→ Task details
The entries that follow need to be returned without any alteration.

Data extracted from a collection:
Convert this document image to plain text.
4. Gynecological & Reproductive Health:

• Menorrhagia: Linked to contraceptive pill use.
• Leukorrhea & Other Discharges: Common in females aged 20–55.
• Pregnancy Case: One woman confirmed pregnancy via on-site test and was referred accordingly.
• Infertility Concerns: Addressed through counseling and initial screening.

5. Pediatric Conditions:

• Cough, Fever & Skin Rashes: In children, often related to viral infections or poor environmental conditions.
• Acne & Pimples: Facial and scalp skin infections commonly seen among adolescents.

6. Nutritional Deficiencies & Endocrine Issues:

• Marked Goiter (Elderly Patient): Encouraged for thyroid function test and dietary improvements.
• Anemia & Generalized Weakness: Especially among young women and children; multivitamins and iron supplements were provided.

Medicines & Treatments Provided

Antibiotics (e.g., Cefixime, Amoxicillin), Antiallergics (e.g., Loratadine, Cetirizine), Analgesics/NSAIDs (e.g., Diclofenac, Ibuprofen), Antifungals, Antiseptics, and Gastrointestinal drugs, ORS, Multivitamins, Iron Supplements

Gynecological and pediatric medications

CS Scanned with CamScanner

→ Written reply
Convert this document image to plain text.
4. Gynecological & Reproductive Health:

• Menorrhagia: Linked to contraceptive pill use.
• Leukorrhea & Other Discharges: Common in females aged 20–55.
• Pregnancy Case: One woman confirmed pregnancy via on-site test and was referred accordingly.
• Infertility Concerns: Addressed through counseling and initial screening.

5. Pediatric Conditions:

• Cough, Fever & Skin Rashes: In children, often related to viral infections or poor environmental conditions.
• Acne & Pimples: Facial and scalp skin infections commonly seen among adolescents.

6. Nutritional Deficiencies & Endocrine Issues:

• Marked Goiter (Elderly Patient): Encouraged for thyroid function test and dietary improvements.
• Anemia & Generalized Weakness: Especially among young women and children; multivitamins and iron supplements were provided.

Medicines & Treatments Provided

Antibiotics (e.g., Cefixime, Amoxicillin), Antiallergics (e.g., Loratadine, Cetirizine), Analgesics/NSAIDs (e.g., Diclofenac, Ibuprofen), Antifungals, Antiseptics, and Gastrointestinal drugs, ORS, Multivitamins, Iron Supplements

Gynecological and pediatric medications

CS Scanned with CamScanner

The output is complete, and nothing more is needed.